** Directions for this task **
Locate each line holding the string "JSON" and copy it.

** Material for the task **
------------------------------------------------

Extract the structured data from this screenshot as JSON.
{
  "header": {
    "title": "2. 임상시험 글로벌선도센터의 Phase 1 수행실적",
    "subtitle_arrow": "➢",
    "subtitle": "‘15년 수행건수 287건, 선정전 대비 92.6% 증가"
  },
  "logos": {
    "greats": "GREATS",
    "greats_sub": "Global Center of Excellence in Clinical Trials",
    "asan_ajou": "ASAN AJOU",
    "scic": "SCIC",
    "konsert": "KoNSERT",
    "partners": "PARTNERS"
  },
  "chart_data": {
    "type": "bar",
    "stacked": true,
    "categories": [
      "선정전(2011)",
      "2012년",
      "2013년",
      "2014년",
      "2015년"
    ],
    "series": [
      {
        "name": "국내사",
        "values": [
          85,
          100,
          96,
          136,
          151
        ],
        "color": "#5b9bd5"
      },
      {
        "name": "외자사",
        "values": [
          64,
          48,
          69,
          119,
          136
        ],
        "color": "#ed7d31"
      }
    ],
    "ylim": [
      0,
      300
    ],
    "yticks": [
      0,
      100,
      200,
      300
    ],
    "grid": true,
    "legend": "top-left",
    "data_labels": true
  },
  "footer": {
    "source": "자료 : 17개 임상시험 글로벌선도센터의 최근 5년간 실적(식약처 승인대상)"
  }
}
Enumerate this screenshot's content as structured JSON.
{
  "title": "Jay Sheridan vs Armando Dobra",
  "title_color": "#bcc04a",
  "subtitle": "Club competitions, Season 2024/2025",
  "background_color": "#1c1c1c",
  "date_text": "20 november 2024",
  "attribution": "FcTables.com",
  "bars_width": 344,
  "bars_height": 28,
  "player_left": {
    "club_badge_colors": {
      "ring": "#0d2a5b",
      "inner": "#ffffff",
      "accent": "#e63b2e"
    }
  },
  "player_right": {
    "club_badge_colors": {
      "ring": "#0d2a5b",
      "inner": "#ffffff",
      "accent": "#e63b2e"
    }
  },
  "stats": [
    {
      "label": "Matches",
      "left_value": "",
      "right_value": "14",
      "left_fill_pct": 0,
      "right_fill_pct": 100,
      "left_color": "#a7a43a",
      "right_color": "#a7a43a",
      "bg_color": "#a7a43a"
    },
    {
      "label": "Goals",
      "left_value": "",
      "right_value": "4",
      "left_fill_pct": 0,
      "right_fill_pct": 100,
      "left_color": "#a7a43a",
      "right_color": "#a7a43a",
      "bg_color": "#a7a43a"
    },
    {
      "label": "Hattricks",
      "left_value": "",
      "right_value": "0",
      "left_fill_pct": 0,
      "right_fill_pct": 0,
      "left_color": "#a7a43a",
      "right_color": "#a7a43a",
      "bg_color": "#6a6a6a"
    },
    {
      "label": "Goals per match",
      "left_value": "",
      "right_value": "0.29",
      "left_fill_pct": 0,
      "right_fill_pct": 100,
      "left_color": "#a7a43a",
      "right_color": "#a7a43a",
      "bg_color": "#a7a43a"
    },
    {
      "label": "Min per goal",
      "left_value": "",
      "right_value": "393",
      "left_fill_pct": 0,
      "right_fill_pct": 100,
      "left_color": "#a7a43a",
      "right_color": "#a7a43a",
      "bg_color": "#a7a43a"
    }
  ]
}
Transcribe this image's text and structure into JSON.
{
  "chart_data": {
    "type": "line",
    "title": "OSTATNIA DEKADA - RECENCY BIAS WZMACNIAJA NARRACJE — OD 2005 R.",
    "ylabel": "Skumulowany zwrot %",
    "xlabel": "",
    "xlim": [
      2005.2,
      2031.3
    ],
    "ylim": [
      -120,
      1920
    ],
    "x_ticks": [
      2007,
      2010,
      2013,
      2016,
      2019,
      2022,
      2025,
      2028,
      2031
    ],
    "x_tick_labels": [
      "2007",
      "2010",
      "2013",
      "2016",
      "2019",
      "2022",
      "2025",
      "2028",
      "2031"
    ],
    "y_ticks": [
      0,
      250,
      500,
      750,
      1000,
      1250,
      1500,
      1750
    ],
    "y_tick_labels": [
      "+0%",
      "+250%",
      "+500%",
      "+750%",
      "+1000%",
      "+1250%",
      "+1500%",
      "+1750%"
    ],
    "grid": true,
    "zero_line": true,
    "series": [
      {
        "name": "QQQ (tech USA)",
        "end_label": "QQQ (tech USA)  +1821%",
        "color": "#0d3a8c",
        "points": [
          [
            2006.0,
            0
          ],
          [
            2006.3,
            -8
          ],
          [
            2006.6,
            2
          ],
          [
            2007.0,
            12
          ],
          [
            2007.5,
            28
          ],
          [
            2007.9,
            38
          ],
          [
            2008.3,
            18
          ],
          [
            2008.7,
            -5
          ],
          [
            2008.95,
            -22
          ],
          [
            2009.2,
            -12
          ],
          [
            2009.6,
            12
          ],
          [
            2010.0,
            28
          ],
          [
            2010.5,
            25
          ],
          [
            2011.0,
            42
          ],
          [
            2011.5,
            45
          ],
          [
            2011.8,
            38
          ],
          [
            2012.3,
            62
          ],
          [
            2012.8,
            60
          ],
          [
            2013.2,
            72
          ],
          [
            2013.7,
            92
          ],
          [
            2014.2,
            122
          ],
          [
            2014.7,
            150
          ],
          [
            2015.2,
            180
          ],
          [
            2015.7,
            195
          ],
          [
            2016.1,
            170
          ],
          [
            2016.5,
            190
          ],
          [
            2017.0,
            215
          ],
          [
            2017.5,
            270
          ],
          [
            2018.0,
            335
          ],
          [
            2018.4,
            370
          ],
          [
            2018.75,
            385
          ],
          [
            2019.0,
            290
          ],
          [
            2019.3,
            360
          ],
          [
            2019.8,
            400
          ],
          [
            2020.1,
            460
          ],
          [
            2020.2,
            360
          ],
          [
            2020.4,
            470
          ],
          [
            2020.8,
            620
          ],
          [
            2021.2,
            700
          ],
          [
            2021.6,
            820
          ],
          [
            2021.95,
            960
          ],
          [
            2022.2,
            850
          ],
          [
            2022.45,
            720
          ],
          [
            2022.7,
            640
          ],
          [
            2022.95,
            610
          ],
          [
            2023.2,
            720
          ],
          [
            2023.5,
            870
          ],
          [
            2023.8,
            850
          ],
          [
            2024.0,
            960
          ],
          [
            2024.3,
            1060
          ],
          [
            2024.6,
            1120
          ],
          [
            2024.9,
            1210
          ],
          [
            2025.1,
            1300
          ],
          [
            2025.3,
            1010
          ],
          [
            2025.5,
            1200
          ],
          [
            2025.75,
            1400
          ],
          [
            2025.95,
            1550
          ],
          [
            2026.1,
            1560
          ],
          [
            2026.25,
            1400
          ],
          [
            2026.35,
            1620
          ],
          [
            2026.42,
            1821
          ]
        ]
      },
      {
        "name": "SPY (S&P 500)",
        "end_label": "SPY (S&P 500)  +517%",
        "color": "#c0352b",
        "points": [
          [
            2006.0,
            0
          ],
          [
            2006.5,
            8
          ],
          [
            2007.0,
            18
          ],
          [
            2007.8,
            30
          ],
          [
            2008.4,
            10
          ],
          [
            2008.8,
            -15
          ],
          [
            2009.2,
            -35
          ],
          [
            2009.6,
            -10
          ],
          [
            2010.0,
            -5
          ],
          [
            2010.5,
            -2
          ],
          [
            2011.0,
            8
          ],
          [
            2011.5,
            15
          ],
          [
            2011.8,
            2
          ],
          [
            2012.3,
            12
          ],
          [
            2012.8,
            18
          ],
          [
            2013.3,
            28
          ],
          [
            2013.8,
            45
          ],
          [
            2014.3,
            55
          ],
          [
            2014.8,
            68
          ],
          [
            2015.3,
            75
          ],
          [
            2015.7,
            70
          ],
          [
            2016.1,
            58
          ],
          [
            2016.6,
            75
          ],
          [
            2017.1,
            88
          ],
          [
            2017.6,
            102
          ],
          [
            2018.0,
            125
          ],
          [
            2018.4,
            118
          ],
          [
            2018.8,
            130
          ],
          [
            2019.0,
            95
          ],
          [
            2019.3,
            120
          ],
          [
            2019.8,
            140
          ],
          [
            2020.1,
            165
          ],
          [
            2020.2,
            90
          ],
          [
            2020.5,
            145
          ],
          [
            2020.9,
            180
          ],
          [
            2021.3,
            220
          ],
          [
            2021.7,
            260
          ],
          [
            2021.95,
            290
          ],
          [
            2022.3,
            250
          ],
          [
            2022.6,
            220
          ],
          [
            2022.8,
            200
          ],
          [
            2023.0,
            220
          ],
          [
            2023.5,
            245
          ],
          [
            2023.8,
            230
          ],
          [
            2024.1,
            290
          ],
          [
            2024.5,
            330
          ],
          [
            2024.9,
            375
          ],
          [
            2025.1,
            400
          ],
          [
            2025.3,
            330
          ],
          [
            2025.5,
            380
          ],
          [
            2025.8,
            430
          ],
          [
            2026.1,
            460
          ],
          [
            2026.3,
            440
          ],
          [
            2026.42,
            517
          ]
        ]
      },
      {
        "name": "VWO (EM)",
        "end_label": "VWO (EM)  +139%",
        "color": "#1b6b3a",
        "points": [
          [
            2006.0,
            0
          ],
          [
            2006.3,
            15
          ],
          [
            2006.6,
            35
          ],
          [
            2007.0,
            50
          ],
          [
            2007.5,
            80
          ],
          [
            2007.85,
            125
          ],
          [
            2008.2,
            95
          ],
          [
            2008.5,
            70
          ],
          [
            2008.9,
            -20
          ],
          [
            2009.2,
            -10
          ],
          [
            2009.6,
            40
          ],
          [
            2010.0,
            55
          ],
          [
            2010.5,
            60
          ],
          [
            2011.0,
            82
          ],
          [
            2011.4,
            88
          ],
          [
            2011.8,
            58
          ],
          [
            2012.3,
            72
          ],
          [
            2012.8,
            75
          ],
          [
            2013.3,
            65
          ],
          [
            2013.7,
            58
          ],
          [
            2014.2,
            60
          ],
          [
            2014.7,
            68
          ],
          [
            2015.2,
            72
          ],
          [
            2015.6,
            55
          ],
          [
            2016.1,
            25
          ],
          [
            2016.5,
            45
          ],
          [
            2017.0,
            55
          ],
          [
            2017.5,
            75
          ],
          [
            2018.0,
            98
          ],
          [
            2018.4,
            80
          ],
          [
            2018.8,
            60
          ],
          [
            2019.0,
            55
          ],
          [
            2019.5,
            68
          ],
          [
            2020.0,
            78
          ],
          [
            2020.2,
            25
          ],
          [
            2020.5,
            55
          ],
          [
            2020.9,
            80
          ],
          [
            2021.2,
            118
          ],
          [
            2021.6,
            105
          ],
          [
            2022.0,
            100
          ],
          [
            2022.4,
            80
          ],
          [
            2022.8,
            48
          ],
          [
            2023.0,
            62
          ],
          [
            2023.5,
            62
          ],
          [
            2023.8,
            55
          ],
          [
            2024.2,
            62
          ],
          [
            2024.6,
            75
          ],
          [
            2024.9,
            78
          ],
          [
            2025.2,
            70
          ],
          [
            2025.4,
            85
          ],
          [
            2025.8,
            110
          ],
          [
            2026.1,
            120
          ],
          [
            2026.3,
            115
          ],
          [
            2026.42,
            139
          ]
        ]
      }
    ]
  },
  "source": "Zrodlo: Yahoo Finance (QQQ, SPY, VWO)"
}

------------------------------------------------

** Written response **
Extract the structured data from this screenshot as JSON.
Enumerate this screenshot's content as structured JSON.
Transcribe this image's text and structure into JSON.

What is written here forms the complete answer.